→ EXERCISE
Pull each line holding "homes" out of the entries below.

→ DATASET EXCERPTS
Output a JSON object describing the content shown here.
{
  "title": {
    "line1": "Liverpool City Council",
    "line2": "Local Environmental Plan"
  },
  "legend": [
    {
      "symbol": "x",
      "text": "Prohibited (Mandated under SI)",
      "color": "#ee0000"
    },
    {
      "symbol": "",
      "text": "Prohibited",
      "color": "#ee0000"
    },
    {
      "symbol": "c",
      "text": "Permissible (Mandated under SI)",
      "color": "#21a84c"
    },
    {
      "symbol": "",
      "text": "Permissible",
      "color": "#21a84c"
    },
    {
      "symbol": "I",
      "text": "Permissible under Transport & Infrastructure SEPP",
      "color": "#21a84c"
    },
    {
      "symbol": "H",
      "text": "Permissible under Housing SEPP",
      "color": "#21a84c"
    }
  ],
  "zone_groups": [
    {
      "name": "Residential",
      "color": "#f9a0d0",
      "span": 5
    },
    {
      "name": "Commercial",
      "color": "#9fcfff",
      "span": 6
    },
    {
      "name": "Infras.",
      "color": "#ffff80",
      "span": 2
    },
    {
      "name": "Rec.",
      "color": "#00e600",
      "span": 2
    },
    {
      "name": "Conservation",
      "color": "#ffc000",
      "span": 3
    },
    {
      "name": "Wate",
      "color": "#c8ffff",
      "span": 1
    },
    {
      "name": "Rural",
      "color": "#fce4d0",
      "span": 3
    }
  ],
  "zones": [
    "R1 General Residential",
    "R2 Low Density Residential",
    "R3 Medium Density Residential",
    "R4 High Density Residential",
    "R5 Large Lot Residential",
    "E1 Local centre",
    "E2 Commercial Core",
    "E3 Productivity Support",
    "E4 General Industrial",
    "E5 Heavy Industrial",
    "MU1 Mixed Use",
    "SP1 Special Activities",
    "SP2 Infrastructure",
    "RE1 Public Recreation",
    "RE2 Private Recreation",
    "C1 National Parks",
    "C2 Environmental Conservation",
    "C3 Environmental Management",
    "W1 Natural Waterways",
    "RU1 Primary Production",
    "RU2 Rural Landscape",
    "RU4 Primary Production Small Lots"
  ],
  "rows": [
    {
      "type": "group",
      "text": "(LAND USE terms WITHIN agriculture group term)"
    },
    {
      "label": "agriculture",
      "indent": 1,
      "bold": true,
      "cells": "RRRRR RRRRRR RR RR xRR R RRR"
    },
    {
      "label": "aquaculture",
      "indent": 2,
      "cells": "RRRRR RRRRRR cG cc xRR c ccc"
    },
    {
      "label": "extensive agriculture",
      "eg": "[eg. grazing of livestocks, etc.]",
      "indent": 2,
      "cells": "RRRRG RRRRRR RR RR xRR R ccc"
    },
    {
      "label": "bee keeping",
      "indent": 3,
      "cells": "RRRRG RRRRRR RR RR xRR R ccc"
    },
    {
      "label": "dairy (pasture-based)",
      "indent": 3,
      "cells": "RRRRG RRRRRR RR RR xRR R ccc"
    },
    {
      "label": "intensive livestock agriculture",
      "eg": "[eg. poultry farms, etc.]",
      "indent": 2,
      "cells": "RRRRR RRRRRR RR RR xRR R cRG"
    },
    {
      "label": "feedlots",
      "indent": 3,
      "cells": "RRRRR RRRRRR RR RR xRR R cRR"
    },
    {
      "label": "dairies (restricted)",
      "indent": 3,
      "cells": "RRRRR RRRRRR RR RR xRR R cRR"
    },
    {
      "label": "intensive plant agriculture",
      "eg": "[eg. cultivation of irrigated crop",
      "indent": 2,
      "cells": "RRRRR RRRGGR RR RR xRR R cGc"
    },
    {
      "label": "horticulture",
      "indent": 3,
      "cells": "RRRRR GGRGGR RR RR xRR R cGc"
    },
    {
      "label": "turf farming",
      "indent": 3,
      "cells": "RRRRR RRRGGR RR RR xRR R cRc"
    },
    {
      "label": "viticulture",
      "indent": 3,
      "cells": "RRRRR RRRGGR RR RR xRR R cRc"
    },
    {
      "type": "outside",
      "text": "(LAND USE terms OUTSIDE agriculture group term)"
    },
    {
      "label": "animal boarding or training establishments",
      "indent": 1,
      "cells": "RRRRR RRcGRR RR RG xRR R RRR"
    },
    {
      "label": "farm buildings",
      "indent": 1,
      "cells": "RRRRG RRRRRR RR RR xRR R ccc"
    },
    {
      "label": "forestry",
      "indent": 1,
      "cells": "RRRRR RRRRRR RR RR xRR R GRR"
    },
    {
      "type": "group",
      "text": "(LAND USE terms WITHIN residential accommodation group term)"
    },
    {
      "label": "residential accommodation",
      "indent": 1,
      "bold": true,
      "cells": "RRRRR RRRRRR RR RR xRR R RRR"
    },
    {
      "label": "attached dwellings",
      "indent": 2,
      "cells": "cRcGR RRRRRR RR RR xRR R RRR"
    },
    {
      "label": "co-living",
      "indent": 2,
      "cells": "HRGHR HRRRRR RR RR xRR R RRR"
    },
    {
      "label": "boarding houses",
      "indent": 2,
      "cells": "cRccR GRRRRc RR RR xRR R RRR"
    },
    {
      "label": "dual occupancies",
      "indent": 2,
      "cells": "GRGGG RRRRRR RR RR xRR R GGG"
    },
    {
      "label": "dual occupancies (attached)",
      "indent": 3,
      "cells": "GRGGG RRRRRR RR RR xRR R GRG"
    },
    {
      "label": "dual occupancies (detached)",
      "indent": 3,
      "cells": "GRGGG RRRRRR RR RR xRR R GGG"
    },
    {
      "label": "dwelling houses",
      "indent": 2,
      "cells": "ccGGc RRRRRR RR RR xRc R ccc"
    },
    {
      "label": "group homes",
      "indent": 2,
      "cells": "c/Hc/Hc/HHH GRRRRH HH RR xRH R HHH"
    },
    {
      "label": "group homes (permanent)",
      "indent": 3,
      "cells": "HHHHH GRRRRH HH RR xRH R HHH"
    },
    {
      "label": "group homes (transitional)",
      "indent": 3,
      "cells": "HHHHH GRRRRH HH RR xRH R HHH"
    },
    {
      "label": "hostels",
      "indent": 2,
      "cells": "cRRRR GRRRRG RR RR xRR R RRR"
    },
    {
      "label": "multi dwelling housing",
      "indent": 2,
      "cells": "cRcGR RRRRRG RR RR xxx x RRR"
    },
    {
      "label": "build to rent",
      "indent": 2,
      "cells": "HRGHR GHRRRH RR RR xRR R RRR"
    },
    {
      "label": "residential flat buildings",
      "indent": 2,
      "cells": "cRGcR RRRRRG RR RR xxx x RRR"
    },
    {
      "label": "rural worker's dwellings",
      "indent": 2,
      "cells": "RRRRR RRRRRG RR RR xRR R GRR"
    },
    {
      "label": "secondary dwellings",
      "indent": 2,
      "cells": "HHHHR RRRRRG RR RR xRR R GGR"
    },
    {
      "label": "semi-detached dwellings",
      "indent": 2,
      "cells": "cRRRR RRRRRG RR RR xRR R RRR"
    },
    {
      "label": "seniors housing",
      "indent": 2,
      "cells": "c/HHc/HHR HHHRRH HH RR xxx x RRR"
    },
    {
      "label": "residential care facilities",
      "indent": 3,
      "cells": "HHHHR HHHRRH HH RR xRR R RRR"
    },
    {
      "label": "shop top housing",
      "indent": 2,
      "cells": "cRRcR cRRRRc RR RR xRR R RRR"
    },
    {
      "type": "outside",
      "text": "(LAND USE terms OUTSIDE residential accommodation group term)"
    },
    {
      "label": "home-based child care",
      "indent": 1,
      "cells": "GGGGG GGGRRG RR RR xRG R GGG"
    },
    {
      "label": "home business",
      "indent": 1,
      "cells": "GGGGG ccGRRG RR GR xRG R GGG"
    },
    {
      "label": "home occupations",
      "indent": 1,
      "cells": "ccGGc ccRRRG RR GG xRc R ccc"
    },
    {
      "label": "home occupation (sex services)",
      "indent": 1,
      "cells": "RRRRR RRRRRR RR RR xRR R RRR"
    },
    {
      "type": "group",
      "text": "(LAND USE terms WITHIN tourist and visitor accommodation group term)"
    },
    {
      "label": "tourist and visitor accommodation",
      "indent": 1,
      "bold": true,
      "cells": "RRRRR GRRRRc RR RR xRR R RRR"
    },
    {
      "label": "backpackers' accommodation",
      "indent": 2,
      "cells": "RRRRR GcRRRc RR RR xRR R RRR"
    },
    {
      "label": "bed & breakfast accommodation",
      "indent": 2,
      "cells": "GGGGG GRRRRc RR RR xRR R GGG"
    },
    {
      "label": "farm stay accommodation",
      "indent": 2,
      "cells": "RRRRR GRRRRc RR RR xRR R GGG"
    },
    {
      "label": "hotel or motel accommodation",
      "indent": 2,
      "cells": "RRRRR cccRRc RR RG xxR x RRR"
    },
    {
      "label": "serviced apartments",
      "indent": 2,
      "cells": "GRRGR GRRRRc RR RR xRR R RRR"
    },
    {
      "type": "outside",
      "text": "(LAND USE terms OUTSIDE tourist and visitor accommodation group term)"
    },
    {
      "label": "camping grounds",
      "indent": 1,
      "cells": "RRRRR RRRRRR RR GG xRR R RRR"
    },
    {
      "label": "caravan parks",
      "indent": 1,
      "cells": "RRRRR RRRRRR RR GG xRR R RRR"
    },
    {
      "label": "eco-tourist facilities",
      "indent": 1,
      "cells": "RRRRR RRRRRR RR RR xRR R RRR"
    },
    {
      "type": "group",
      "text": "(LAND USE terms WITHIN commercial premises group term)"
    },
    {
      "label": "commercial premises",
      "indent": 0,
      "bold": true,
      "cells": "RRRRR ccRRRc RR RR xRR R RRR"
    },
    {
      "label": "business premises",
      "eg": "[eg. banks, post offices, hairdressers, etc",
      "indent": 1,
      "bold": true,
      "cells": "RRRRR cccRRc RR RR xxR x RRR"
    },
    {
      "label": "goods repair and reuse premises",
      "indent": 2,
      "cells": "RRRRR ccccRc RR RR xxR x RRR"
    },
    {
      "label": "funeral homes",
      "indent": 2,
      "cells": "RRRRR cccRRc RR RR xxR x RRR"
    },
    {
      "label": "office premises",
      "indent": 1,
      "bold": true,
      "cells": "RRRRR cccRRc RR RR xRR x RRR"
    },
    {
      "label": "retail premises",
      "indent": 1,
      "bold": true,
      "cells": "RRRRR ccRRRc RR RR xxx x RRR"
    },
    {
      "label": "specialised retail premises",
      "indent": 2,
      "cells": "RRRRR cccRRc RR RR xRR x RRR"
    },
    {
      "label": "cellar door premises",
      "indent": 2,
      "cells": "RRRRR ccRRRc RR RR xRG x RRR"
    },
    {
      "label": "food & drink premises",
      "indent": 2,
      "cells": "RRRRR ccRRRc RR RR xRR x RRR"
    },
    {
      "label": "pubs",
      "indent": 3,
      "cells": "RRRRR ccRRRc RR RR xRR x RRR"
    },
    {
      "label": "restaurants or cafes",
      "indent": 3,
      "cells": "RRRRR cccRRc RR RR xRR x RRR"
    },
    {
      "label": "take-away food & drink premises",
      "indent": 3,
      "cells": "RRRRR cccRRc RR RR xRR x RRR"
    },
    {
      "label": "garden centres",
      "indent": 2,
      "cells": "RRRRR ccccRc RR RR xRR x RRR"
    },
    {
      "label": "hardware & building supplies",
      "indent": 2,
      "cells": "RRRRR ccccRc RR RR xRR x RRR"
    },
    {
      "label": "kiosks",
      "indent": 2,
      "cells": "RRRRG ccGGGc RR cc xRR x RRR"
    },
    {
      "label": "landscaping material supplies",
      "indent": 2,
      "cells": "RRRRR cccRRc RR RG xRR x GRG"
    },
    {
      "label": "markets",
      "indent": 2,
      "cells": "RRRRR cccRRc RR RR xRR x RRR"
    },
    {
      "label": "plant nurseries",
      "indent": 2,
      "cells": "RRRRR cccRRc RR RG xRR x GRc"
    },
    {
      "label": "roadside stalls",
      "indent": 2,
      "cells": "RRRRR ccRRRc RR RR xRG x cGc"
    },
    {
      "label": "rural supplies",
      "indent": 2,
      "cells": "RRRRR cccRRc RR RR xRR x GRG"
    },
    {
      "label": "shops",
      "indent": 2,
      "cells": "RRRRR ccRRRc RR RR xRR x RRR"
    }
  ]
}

→ COMPLETED TASK
      "label": "group homes",
      "label": "group homes (permanent)",
      "label": "group homes (transitional)",
      "label": "funeral homes",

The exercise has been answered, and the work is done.